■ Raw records

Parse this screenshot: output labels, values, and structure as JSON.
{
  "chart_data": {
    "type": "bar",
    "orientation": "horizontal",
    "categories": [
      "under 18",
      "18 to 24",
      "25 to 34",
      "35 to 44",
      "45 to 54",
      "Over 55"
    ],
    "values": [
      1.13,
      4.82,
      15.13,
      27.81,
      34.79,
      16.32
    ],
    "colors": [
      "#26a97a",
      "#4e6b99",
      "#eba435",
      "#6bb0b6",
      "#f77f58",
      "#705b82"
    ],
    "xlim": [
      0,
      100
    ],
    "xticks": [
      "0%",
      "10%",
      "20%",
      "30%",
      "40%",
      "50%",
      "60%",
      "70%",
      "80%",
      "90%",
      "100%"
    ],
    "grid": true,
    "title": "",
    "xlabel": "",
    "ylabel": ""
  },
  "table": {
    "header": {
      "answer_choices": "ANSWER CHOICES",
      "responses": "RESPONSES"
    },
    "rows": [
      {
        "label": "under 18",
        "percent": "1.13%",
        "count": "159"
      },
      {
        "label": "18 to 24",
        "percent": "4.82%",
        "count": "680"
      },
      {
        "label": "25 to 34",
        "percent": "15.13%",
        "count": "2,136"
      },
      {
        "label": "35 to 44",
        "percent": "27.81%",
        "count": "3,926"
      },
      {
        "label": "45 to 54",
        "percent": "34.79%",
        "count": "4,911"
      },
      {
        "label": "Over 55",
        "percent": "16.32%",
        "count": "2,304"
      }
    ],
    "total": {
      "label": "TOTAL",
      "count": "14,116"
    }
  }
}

■ WORK TO BE COMPLETED
Find the lines that include the string "percent", then copy each of them.

■ PROBLEM SOLUTION
        "percent": "1.13%",
        "percent": "4.82%",
        "percent": "15.13%",
        "percent": "27.81%",
        "percent": "34.79%",
        "percent": "16.32%",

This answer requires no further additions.